### Dataset extract:
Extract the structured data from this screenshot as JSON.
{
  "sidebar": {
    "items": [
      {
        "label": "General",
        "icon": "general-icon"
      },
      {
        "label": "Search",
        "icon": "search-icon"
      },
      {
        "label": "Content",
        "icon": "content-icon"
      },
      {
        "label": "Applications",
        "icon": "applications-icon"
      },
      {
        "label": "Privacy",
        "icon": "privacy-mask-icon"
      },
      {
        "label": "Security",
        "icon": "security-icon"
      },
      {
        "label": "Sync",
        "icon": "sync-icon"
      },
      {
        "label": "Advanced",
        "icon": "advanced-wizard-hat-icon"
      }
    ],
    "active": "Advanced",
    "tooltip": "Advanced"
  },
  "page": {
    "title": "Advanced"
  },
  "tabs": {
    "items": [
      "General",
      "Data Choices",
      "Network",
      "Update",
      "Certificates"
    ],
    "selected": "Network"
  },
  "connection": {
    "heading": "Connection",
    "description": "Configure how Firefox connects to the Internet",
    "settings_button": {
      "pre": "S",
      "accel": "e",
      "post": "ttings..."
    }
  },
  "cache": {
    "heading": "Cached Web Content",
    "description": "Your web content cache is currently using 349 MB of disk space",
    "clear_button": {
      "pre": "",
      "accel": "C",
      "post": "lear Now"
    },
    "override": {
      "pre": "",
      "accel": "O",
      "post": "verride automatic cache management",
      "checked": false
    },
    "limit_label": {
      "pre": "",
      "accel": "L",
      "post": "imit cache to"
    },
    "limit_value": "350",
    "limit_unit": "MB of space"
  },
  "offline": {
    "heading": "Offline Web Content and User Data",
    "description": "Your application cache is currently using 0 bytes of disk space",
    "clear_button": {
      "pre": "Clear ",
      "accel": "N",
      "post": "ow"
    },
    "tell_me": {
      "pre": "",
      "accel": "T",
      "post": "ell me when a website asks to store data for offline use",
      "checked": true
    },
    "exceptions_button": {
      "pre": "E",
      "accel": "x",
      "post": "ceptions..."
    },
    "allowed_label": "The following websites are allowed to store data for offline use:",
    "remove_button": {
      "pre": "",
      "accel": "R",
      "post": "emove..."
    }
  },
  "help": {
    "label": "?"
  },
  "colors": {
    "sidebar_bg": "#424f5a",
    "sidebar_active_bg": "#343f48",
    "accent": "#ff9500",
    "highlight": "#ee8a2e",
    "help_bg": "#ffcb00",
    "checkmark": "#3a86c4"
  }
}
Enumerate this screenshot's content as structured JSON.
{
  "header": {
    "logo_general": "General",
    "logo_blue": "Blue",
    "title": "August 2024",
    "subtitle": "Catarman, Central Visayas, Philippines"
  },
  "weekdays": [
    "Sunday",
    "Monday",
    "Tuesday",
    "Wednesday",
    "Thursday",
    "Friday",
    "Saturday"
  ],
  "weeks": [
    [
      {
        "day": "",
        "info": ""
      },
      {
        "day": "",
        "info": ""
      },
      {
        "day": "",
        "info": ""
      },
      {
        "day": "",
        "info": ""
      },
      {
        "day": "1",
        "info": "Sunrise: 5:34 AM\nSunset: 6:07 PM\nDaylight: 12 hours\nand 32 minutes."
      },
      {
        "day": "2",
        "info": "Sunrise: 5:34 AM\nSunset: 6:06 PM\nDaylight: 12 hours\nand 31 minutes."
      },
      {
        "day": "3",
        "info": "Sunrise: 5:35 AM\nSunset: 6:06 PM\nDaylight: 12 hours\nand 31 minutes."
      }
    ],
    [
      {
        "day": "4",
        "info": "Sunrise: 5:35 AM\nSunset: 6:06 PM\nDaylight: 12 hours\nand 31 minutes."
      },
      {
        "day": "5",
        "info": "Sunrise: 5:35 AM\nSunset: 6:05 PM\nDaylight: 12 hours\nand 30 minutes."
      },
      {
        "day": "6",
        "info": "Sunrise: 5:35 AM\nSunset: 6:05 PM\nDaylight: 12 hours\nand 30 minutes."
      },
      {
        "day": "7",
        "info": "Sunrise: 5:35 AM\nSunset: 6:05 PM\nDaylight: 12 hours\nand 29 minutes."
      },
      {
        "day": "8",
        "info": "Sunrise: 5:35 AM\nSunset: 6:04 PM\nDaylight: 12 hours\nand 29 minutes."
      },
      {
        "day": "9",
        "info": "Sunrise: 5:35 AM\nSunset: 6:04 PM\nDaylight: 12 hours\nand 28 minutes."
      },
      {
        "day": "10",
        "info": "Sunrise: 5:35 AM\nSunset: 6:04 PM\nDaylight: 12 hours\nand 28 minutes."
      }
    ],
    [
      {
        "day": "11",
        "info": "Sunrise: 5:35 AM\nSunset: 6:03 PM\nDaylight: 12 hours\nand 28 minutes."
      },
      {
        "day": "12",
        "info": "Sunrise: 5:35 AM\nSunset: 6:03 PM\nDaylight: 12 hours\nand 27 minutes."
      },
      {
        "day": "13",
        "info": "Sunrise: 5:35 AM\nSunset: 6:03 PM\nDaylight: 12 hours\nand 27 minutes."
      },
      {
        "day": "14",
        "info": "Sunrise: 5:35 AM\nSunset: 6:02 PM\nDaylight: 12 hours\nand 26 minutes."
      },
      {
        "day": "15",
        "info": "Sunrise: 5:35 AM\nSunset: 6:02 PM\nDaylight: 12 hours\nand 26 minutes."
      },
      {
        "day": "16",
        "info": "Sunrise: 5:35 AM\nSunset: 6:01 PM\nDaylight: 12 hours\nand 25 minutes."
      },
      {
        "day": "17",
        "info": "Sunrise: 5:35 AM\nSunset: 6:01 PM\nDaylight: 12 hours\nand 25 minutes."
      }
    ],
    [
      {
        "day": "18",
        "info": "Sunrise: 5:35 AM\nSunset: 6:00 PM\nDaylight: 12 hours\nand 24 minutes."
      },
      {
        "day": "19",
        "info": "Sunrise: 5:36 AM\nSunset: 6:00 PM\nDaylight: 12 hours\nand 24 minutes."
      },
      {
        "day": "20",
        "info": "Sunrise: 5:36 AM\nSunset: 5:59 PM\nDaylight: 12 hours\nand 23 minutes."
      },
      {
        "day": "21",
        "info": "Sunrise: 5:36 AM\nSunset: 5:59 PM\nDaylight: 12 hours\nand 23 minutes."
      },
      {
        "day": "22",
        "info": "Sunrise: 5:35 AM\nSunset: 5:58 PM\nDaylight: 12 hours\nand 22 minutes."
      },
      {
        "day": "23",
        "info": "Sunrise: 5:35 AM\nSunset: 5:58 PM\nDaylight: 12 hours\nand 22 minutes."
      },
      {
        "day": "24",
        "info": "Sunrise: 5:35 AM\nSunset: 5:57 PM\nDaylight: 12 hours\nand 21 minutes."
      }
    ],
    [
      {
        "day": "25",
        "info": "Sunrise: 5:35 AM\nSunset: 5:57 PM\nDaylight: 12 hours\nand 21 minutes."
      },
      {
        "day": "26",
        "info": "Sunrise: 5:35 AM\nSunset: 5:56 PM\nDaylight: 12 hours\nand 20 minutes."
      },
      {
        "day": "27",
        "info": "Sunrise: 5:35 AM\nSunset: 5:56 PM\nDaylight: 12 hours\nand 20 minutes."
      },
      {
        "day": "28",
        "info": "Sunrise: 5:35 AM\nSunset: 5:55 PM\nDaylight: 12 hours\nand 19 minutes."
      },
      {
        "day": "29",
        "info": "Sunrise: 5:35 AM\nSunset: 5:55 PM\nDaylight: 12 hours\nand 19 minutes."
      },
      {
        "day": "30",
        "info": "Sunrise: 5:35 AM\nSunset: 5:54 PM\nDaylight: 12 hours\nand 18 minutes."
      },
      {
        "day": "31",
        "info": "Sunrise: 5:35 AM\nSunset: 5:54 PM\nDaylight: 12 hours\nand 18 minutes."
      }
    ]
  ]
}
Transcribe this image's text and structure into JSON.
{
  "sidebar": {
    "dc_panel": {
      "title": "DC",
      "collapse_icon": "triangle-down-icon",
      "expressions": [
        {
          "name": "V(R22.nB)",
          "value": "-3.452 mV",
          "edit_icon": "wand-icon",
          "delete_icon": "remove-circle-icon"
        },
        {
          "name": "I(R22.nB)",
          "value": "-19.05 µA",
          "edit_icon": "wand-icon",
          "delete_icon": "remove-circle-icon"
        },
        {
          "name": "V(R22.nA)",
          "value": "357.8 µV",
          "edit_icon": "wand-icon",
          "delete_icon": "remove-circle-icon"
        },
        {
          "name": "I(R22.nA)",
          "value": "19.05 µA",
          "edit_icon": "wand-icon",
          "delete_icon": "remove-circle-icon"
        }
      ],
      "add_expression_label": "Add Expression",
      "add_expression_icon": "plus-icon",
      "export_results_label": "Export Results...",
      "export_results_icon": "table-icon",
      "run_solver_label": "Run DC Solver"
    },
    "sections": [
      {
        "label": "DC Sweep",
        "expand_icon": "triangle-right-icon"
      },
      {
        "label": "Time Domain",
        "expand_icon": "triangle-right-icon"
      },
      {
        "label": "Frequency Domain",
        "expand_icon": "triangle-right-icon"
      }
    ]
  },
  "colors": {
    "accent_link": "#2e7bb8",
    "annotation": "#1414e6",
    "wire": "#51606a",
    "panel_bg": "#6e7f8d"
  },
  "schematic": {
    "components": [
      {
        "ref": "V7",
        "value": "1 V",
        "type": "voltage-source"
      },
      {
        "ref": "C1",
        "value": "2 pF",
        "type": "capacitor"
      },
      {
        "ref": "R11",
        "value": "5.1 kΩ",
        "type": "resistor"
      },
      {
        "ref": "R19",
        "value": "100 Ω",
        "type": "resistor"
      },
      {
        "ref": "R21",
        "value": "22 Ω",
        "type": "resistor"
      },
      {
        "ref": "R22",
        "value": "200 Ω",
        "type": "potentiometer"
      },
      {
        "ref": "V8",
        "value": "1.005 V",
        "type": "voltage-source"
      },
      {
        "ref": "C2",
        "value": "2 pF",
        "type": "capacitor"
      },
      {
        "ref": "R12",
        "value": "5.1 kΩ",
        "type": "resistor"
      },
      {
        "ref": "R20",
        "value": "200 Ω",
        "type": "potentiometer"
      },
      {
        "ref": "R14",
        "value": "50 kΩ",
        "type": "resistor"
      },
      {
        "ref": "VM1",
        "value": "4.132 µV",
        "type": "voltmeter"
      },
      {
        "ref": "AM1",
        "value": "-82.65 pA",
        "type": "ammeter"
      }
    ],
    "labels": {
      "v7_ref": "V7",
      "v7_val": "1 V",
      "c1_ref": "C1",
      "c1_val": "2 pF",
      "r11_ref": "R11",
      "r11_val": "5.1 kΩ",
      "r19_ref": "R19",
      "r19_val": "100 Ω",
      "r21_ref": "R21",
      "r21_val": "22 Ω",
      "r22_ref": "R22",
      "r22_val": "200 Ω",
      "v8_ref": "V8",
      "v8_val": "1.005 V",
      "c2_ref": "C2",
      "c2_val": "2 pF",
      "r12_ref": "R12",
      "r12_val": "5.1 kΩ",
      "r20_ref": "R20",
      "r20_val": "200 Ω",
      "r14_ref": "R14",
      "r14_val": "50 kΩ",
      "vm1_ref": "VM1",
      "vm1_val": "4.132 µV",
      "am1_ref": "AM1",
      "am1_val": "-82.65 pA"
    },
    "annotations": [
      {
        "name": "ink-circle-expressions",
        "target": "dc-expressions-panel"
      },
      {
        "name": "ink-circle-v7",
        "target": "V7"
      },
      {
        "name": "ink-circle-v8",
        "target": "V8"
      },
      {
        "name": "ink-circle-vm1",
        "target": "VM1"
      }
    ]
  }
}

### The exercise:
Each line in the material either holds the string "disk" or does not. State how many do, and nothing else.

### Answer for the task:
2